● **Fragmento del texto**
++++++++++++++++++++

Laplace demostró con todo detalle, y
con maestría insuperada hasta la fecha, cómo un sistema solar se desarrolla a
partir de una masa nebular independiente; realizaciones posteriores de la
ciencia han ido probando su razón cada vez con mayor fuerza.
En los cuerpos independientes formados así —tanto en los
soles como en los planetas y en sus satélites— prevalece al principio la forma
de movimiento de la materia a la que hemos denominado calor. No se puede hablar
de compuestos de elementos químicos ni siquiera a la temperatura que tiene
actualmente el Sol; observaciones posteriores sobre éste nos demostrarán hasta qué
punto el calor se transforma en estas condiciones en electricidad o en
magnetismo; ya está casi probado que los movimientos mecánicos que se operan en
el Sol se deben exclusivamente al conflicto entre el calor y la gravedad.
Los cuerpos desgajados de las nebulosas se enfrían más
rápidamente cuanto más pequeños son. Primero se enfrían los satélites, los
asteroides y los meteoritos, del mismo modo que nuestra Luna ha enfriado hace
mucho. En los planetas este proceso se opera más despacio, y en el astro
central, aún con la máxima lentitud.
Paralelamente al enfriamiento progresivo empieza a
manifestarse con fuerza creciente la interacción de las formas físicas de
movimiento que se transforman unas en otras, hasta que, al fin, se llega a un
punto en que la afinidad química empieza a dejarse sentir, en que los elementos
químicos antes indiferentes se diferencian químicamente, adquieren propiedades
químicas y se combinan unos con otros. Estas combinaciones cambian de continuo
con la disminución de la temperatura —que influye de un modo distinto no ya
sólo en cada elemento, sino en cada combinación de elementos—; cambian con el
consecuente paso de una parte de la materia gaseosa primero al estado líquido y
después al sólido y con las nuevas condiciones así creadas.
El período en que el planeta adquiere su corteza sólida y
aparecen acumulaciones de agua en su superficie coincide con el período en que
la importania de su calor intrínseco disminuye más y más en comparación con el
que recibe del astro central. Su atmósfera se convierte en teatro de fenómenos
meteorológicos en el sentido que damos hoy a esta palabra, y su superficie, en
teatro de cambios geológicos, en los que los depósitos, resultado de las
precipitaciones atmosféricas, van ganando cada vez mayor preponderancia sobre
los efectos, lentamente menguantes, del fluido incandescente que constituye su
núcleo interior.
Finalmente, cuando la temperatura ha descendido hasta tal
punto —por lo menos en una parte importante de la superficie— que ya no rebasa
los límites en que la albúmina es capaz de vivir, se forma, si se dan otras
condiciones químicas favorables, el protoplasma vivo. Hoy aún no sabemos qué
condiciones son ésas, cosa que no debe extrañarnos, ya que hasta la fecha no se
ha logrado establecer la fórmula química de la albúmina, ni siquiera conocemos
cuántos albuminoides químicamente diferentes existen, y sólo hace unos diez
años que sabemos que la albúmina completamente desprovista de estructura cumple
todas las funciones esenciales de la vida: la digestión, la excreción, el
movimiento, la contracción, la reacción a los estímulos y la reproducción.

++++++++++++++++++++

● **Consigna 1**
Según el texto sobre la formación del sistema solar, ¿por qué los satélites, los asteroides y los meteoritos se enfrían antes que los planetas y el astro central?
● **Consigna 2**
En el texto sobre la formación del sistema solar, ¿a qué se deben casi con seguridad los movimientos mecánicos que se operan en el Sol?
● **Consigna 3**
Por favor, continúa el texto sobre la formación del sistema solar a partir de su última oración.

Anotaciones de regiones de la imagen:

++++++++++++++++++++

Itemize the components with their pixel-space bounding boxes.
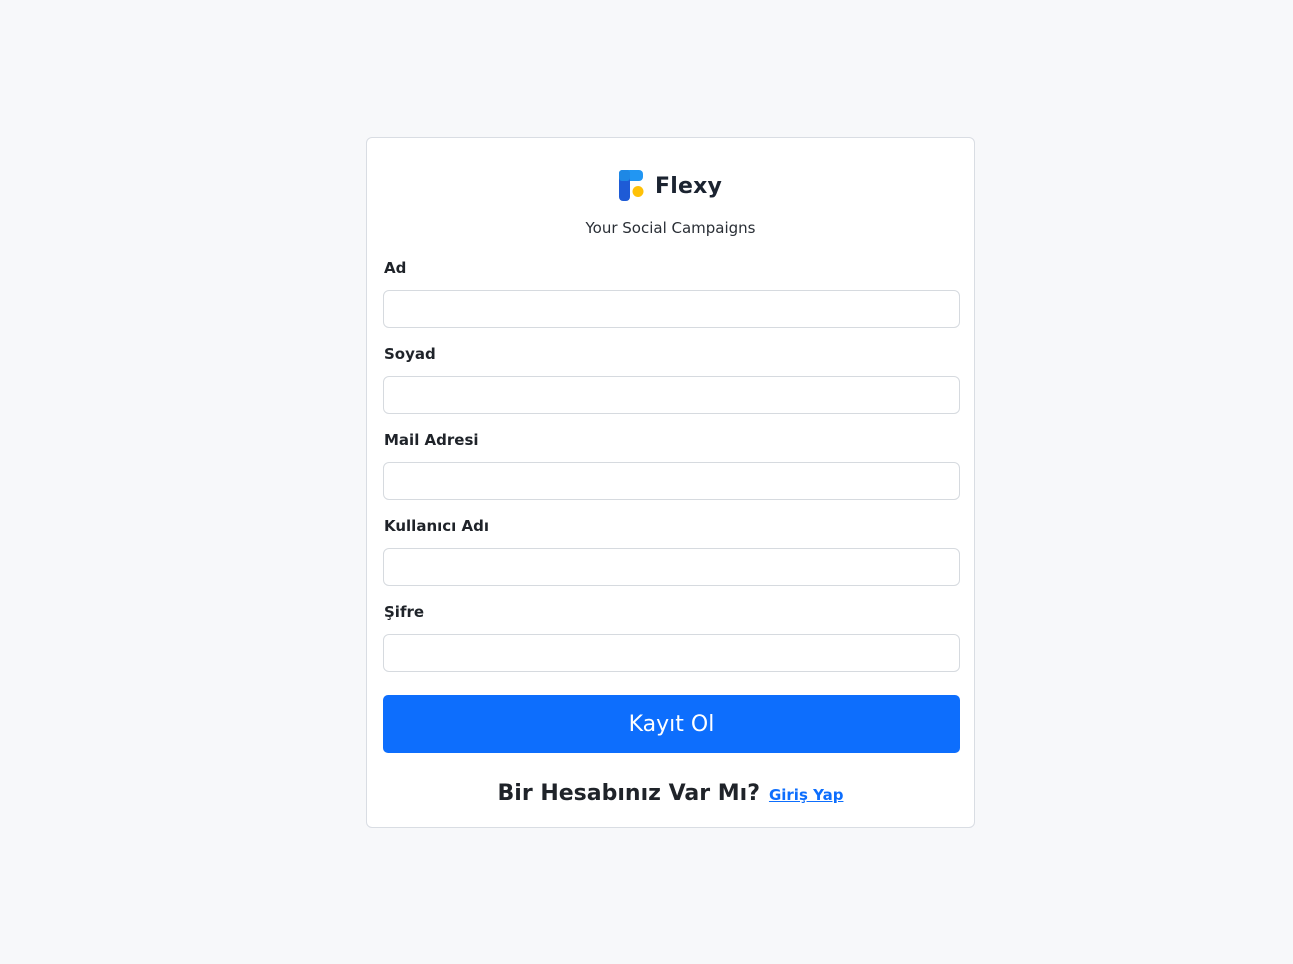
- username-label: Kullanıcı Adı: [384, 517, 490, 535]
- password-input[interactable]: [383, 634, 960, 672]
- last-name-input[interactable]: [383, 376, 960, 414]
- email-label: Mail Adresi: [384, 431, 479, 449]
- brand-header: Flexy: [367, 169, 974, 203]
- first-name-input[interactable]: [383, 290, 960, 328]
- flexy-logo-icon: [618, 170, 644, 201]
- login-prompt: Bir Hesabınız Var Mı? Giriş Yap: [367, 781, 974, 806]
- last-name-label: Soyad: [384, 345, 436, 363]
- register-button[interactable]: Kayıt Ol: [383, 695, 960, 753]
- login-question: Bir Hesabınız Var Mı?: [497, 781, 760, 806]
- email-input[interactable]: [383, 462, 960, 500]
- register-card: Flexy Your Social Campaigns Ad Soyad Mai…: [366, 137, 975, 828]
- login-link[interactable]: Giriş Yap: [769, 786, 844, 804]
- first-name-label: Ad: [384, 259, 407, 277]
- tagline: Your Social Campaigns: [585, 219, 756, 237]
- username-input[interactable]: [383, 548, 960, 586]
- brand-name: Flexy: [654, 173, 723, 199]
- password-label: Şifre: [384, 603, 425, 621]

++++++++++++++++++++

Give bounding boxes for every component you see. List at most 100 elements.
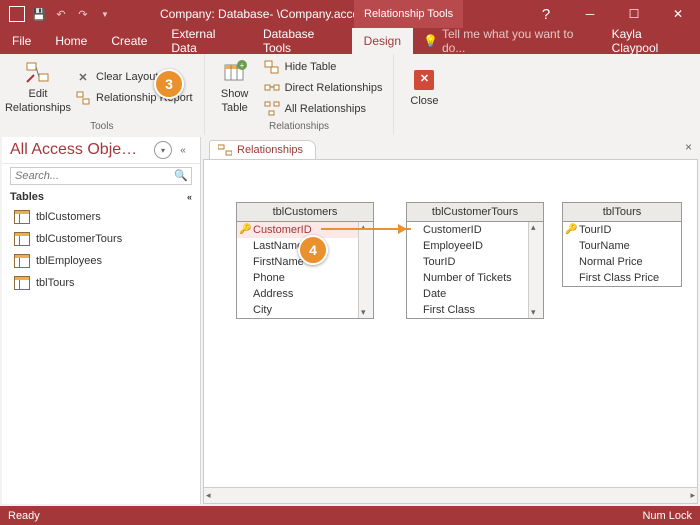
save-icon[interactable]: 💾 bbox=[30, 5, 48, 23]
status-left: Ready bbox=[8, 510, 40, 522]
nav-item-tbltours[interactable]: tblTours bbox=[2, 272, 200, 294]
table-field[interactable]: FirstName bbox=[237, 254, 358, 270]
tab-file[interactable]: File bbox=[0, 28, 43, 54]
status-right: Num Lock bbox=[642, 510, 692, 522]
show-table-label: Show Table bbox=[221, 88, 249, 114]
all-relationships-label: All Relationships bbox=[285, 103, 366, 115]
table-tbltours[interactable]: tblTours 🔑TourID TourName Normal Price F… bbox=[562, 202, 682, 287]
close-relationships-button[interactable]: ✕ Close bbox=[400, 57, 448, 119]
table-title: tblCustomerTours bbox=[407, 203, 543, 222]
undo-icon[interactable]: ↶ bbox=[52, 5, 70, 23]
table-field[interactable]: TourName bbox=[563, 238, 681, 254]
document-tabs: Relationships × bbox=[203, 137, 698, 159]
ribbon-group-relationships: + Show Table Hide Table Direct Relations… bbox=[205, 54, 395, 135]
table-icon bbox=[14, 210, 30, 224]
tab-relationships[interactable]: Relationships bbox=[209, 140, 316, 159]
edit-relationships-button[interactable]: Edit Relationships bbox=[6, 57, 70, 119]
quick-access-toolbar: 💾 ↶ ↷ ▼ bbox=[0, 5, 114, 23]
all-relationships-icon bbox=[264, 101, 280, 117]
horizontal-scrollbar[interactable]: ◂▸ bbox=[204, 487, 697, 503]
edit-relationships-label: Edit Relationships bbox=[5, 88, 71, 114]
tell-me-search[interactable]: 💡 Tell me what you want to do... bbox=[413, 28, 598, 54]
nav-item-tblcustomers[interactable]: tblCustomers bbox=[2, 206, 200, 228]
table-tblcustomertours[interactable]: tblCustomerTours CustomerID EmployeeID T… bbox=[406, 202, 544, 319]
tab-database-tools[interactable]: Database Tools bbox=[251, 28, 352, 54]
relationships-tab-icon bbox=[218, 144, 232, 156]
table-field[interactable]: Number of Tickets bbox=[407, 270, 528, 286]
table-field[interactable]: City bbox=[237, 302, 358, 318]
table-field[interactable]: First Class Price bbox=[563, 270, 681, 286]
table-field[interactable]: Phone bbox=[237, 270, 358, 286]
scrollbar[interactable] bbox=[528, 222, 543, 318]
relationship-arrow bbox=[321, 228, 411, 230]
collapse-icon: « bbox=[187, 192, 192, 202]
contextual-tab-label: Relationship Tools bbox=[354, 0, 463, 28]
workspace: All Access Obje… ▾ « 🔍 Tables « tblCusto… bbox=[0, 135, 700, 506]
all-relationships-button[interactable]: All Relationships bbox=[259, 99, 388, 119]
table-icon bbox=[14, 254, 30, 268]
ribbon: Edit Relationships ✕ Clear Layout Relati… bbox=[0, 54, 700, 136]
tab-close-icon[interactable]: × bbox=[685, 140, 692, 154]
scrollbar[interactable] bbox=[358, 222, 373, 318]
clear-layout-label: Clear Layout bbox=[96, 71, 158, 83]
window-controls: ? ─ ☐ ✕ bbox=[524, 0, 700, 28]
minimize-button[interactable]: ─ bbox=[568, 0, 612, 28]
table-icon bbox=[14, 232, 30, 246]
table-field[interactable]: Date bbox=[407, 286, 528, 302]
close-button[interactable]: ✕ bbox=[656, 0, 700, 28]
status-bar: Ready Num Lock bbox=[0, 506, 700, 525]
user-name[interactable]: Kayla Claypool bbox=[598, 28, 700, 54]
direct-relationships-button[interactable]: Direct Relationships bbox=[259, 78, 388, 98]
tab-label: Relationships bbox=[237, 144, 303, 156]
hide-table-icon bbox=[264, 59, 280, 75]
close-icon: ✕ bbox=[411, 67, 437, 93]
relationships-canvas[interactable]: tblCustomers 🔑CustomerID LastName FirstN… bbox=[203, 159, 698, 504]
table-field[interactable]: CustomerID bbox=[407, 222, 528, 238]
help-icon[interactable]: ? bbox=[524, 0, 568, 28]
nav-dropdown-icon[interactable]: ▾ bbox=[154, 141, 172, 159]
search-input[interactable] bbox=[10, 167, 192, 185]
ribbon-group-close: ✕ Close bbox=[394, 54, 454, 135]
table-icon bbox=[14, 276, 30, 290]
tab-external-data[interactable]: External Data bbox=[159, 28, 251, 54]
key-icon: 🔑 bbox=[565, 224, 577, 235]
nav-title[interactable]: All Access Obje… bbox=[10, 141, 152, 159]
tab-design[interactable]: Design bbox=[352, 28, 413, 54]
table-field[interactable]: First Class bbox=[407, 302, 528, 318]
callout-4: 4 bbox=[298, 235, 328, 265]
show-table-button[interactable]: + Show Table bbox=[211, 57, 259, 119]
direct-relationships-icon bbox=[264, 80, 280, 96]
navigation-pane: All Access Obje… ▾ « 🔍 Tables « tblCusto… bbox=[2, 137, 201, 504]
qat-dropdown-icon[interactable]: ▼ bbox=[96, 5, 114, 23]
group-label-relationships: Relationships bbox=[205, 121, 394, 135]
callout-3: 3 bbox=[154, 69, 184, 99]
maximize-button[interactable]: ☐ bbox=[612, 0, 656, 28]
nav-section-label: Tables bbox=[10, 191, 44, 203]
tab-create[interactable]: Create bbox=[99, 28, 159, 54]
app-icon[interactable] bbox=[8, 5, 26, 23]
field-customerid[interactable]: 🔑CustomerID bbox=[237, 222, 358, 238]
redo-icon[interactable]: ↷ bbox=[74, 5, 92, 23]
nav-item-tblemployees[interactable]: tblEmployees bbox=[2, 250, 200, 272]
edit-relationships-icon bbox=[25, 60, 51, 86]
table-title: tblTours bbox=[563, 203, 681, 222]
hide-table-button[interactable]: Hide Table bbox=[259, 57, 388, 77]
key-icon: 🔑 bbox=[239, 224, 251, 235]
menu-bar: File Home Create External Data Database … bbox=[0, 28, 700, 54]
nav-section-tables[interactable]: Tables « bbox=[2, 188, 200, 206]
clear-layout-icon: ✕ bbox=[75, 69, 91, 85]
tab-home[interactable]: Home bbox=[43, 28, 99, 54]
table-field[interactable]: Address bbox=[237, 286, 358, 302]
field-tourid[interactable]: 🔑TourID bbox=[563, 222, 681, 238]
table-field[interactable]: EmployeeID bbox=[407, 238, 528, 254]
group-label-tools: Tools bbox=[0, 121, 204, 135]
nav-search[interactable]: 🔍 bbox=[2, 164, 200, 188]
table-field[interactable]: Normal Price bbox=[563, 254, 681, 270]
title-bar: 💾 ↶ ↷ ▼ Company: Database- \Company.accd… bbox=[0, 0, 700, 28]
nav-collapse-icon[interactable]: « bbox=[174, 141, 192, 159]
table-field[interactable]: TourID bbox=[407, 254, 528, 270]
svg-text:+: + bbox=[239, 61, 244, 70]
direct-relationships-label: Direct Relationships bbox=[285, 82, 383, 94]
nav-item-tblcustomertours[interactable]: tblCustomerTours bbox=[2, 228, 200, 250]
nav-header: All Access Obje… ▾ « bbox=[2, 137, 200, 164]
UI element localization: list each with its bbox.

++++++++++++++++++++

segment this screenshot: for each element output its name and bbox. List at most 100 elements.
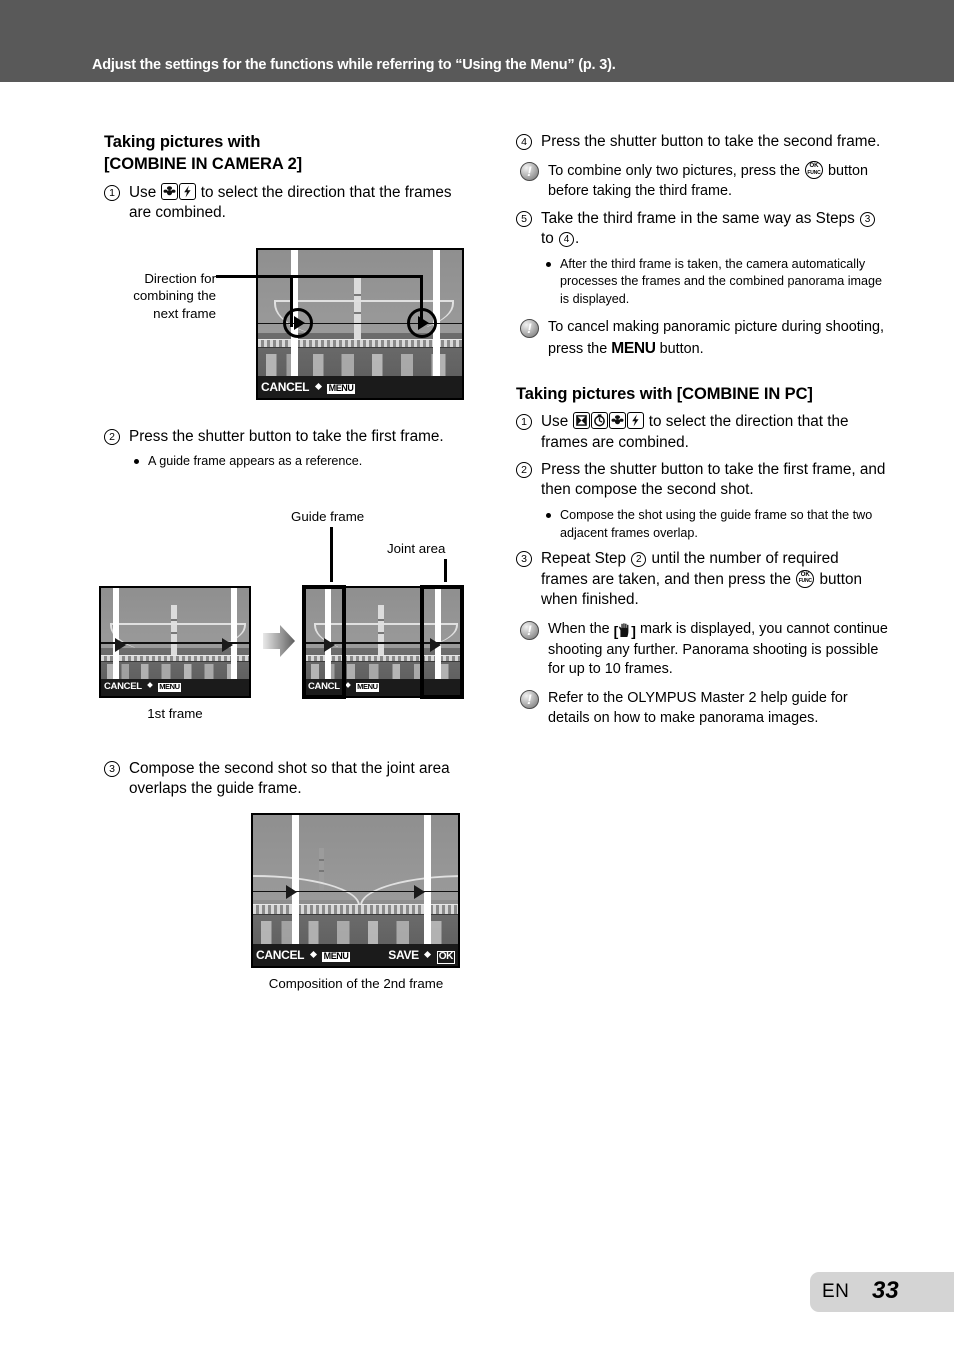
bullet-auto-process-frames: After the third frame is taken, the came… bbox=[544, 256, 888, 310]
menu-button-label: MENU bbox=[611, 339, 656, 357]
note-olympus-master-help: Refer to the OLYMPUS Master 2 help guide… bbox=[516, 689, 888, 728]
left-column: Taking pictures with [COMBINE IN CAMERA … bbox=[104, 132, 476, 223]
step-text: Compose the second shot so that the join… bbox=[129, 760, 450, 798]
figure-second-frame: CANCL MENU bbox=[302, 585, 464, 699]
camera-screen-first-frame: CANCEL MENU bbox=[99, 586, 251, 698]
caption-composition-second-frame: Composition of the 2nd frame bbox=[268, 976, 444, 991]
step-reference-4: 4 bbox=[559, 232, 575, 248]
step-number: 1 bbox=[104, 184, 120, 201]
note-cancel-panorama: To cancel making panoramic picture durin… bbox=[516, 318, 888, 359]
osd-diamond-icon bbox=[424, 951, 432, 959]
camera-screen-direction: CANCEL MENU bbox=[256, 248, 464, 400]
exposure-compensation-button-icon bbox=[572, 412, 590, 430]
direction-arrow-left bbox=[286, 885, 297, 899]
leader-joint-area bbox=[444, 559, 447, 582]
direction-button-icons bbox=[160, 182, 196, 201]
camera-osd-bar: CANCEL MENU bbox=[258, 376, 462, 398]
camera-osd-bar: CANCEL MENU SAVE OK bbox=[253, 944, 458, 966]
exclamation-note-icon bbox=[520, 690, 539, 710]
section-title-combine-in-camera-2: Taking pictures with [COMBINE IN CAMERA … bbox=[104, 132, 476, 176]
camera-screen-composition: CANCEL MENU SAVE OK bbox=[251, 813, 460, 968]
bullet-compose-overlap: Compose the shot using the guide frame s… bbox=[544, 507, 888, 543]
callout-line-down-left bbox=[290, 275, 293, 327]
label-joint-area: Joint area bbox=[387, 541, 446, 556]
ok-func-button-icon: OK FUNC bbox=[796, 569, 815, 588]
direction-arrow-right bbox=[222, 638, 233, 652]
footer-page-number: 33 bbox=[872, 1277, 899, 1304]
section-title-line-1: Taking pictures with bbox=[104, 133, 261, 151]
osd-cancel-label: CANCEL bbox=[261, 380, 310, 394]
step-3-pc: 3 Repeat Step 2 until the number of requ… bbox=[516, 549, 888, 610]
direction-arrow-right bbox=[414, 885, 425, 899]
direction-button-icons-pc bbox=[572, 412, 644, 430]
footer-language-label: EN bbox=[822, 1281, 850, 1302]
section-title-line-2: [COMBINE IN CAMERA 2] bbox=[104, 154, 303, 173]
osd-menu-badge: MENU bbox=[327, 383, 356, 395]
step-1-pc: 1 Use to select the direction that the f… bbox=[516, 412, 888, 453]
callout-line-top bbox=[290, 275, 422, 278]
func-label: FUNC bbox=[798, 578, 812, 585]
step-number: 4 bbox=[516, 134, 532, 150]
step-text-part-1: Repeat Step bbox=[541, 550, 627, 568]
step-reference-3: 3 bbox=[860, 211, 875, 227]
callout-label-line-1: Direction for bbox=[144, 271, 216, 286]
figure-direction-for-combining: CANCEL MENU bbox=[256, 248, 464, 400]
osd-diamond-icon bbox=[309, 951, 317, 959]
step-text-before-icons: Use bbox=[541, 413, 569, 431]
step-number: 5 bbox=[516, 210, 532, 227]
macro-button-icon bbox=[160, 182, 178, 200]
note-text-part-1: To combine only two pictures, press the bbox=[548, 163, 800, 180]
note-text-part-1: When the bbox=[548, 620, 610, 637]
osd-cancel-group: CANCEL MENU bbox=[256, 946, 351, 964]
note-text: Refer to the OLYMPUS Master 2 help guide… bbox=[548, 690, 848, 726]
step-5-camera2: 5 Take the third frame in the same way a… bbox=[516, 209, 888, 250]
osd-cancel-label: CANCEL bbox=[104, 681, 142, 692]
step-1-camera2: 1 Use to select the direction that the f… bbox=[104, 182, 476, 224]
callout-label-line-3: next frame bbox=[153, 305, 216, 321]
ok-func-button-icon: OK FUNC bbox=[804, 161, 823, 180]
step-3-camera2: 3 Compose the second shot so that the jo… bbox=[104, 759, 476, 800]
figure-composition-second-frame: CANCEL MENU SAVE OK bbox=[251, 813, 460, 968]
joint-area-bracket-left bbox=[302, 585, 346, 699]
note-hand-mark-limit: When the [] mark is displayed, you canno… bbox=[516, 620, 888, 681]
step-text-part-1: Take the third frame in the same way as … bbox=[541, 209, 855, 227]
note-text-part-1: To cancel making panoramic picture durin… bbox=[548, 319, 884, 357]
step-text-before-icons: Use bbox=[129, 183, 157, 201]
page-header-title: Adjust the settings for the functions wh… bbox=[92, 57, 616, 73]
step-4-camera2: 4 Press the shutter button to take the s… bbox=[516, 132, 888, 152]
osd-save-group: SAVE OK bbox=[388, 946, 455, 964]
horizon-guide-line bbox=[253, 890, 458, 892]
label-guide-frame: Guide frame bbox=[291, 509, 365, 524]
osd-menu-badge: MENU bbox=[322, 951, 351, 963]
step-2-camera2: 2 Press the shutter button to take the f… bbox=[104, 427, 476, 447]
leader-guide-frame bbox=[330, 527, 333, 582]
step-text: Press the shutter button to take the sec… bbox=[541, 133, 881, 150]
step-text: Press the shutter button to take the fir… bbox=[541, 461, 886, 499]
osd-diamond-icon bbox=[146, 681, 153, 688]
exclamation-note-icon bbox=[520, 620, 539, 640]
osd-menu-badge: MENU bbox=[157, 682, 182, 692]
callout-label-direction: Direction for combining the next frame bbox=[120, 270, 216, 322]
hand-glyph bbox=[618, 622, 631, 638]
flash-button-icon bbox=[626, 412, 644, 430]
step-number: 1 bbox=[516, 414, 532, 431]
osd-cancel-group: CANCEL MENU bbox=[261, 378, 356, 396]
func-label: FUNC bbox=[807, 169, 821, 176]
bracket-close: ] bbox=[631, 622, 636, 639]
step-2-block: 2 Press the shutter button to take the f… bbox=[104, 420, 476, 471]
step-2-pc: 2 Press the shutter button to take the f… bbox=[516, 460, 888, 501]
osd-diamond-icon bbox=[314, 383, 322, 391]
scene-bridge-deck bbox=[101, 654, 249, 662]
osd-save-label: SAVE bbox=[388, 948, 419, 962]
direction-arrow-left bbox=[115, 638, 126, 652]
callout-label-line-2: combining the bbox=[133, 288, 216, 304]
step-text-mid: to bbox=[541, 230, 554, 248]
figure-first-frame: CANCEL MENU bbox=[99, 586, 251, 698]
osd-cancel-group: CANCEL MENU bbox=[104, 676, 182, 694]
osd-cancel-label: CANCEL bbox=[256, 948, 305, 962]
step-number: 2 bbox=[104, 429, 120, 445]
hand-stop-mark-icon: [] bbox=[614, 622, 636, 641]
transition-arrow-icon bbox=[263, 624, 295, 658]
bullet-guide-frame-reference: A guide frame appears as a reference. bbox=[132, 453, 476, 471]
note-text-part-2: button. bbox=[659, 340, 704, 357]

++++++++++++++++++++

● **Respuesta 1**
Porque los cuerpos desgajados de las nebulosas se enfrían más rápidamente cuanto más pequeños son. Por eso el proceso es más lento en los planetas y todavía más lento en el astro central.

● **Respuesta 2**
Al conflicto entre el calor y la gravedad.

● **Respuesta 3**
Pasaron seguramente miles de años
antes de que se dieran las condiciones para el siguiente paso adelante y de la
albúmina informe surgiera la primera célula, merced a la formación del núcleo y
de la membrana. Pero con la primera célula se obtuvo la base para el desarrollo
morfológico de todo el mundo orgánico; lo primero que se desarrolló, según
podemos colegir tomando en consideración los datos que suministran los archivos
de la paleontología, fueron innumerables especies de protistas acelulares y
celulares —de ellas sólo ha llegado hasta nosotros el Eozoon canadense[13]— que
fueron diferenciándose hasta formar las primeras plantas y los primeros
animales. Y de los primeros animales se desarrollaron, esencialmente gracias a
la diferenciación, incontables clases, órdenes, familias, géneros y especies,
hasta llegar a la forma en la que el sistema nervioso alcanza su más pleno
desarrollo, a los vertebrados, y finalmente, entre éstos, a un vertebrado, en
que la naturaleza adquiere conciencia de sí misma, el hombre.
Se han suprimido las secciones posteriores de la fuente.